Data to process.

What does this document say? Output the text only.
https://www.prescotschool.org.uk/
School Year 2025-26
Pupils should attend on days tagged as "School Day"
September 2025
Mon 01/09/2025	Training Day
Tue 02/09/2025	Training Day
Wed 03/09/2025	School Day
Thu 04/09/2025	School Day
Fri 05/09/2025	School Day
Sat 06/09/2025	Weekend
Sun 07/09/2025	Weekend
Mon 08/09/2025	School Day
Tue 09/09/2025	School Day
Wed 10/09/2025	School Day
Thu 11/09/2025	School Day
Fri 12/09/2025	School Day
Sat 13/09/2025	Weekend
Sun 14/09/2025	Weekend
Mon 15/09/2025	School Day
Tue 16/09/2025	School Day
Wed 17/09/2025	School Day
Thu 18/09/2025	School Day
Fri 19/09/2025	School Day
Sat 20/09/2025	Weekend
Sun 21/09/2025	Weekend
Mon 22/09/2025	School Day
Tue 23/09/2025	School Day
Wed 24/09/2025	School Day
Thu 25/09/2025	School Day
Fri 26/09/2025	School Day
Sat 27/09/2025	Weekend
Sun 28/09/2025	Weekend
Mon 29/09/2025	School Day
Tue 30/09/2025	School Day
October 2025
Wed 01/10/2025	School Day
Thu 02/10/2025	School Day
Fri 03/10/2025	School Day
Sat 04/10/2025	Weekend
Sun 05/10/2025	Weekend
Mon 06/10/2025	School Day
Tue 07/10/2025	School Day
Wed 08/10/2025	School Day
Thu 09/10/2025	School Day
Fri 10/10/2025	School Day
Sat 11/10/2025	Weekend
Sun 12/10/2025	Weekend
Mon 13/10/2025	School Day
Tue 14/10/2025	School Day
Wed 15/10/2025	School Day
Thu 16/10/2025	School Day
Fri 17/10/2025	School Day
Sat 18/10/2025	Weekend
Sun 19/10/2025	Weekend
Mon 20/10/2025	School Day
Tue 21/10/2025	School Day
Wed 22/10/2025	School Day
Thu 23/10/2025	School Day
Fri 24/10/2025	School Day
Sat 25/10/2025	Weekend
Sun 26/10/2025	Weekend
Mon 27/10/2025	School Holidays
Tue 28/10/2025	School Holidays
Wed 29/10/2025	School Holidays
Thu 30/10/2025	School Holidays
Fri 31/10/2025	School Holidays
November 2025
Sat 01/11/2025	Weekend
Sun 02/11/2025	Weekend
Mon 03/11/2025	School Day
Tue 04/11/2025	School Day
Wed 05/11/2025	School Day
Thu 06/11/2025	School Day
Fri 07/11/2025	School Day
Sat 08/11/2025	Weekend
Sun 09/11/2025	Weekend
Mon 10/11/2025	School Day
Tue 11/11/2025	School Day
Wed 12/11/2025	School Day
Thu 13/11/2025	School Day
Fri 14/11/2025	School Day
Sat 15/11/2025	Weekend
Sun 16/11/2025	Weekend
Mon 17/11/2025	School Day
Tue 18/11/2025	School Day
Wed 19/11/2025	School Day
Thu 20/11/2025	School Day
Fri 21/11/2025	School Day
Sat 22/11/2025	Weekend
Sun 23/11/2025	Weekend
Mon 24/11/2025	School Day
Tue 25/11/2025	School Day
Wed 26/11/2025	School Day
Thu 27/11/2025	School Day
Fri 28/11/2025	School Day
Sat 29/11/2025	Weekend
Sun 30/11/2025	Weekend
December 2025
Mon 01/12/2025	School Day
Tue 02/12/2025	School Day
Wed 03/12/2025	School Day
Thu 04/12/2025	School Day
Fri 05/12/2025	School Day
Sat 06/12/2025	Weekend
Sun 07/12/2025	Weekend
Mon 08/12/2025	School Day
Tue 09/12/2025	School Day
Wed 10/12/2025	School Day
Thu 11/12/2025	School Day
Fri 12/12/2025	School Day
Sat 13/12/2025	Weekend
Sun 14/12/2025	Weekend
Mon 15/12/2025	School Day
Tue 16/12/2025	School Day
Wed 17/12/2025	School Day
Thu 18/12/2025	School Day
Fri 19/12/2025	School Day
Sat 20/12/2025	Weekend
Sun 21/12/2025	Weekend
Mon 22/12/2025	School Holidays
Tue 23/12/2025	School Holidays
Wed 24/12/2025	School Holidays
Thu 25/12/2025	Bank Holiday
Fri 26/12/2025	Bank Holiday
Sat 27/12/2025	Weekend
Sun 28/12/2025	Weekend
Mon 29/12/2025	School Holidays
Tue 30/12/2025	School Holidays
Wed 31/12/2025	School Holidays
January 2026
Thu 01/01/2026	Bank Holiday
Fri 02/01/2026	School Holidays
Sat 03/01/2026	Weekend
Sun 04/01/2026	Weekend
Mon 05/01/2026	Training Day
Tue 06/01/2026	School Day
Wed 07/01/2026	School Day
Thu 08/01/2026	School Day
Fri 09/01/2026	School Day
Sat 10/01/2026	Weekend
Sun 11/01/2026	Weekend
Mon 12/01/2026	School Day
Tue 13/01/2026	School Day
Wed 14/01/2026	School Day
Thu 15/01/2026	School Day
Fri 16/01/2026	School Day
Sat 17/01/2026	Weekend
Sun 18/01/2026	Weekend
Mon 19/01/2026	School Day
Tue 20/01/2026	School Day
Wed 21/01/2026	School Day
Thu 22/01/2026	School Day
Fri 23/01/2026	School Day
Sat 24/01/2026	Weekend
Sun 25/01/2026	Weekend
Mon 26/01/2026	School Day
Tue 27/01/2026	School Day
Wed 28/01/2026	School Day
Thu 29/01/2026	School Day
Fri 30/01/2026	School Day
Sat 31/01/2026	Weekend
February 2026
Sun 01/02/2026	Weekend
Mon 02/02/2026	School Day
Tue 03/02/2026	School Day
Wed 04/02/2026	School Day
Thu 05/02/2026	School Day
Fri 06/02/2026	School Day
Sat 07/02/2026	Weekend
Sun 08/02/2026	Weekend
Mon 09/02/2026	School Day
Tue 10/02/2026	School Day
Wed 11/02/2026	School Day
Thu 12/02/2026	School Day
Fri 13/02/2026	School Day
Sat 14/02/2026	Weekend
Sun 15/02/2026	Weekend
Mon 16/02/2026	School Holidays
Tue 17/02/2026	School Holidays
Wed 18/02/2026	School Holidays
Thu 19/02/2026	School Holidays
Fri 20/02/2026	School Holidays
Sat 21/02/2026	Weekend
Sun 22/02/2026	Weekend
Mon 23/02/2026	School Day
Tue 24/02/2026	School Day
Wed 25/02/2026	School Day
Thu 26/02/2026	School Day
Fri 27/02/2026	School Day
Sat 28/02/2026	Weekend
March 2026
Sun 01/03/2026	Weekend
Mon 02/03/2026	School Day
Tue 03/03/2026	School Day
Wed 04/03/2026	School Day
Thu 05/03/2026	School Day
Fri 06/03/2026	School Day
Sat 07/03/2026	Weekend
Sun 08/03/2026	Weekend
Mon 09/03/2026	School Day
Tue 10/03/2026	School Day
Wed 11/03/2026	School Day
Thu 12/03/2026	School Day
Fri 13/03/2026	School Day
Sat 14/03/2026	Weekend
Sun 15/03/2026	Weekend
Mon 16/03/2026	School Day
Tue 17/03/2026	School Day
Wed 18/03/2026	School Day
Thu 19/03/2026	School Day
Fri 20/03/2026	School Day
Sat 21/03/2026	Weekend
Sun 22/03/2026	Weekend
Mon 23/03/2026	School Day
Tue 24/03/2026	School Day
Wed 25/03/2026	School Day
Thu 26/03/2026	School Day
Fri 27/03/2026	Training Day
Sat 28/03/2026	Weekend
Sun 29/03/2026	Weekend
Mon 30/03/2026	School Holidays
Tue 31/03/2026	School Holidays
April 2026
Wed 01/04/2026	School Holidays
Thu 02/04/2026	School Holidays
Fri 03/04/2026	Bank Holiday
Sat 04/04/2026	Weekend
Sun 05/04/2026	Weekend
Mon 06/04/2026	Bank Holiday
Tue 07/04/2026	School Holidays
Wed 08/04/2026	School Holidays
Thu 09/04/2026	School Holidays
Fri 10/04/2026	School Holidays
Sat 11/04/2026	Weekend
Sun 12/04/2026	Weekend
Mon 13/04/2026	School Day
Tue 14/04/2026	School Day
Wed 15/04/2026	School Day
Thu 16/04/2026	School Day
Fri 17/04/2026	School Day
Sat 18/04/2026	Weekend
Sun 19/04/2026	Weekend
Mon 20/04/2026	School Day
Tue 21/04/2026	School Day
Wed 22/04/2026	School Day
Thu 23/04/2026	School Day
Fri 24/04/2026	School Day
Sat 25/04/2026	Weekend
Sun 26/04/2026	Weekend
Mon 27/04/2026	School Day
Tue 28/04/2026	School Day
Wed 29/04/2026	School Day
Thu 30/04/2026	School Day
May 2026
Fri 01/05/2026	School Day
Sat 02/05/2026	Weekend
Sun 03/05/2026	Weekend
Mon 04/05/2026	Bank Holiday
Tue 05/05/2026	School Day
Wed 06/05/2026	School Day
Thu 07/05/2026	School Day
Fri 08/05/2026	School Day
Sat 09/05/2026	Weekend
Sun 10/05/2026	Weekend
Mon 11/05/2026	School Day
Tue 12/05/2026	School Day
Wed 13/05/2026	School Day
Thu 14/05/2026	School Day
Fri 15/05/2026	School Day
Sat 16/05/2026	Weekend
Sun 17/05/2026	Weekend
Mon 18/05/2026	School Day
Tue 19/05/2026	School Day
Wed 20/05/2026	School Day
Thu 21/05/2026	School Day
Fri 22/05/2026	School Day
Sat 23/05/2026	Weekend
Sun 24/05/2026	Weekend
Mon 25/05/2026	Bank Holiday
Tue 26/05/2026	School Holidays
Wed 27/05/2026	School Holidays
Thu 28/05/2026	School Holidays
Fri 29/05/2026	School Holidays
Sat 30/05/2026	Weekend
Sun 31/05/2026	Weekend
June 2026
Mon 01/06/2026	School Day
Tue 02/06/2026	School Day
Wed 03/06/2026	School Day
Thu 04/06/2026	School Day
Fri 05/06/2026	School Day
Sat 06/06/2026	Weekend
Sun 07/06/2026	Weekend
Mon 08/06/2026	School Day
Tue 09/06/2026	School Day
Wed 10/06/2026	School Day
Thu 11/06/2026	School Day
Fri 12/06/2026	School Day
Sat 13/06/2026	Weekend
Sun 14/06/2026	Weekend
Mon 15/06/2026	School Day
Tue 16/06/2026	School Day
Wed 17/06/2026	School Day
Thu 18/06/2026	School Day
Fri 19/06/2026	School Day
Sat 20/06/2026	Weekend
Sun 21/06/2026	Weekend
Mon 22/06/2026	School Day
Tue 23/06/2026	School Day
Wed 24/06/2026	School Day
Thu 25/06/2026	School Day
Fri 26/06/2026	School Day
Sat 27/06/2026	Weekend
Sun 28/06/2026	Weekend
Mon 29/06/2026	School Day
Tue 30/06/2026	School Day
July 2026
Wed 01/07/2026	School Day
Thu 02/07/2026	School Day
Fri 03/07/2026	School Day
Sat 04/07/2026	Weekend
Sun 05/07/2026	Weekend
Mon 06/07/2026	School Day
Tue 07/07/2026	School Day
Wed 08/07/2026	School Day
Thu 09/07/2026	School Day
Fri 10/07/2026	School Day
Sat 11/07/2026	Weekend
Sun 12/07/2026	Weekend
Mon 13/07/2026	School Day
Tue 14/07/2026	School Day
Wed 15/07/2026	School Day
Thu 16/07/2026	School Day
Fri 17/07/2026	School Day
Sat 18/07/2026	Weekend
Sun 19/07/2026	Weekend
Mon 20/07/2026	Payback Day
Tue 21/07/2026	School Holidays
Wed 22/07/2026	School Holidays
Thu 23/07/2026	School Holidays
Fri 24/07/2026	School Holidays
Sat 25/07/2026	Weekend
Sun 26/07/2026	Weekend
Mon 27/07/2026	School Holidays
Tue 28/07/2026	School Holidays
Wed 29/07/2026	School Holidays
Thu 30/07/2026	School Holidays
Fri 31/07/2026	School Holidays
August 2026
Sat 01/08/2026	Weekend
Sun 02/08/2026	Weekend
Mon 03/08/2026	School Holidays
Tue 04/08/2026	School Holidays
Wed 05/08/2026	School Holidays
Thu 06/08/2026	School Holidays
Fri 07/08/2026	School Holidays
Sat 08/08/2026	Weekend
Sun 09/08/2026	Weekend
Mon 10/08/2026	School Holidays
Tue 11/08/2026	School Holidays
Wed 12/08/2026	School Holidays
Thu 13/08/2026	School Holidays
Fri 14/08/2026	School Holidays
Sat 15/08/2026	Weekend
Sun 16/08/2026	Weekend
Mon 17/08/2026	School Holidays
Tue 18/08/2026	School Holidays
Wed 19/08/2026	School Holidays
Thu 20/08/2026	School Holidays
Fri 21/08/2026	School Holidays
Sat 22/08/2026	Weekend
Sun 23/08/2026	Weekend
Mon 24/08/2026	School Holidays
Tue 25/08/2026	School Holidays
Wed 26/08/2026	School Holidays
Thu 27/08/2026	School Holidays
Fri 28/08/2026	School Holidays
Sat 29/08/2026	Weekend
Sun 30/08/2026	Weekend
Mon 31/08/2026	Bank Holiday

Directive.
Find the string "Bank" in the entries above and return each line that holds it.

Solution below.
Thu 25/12/2025	Bank Holiday
Fri 26/12/2025	Bank Holiday
Thu 01/01/2026	Bank Holiday
Fri 03/04/2026	Bank Holiday
Mon 06/04/2026	Bank Holiday
Mon 04/05/2026	Bank Holiday
Mon 25/05/2026	Bank Holiday
Mon 31/08/2026	Bank Holiday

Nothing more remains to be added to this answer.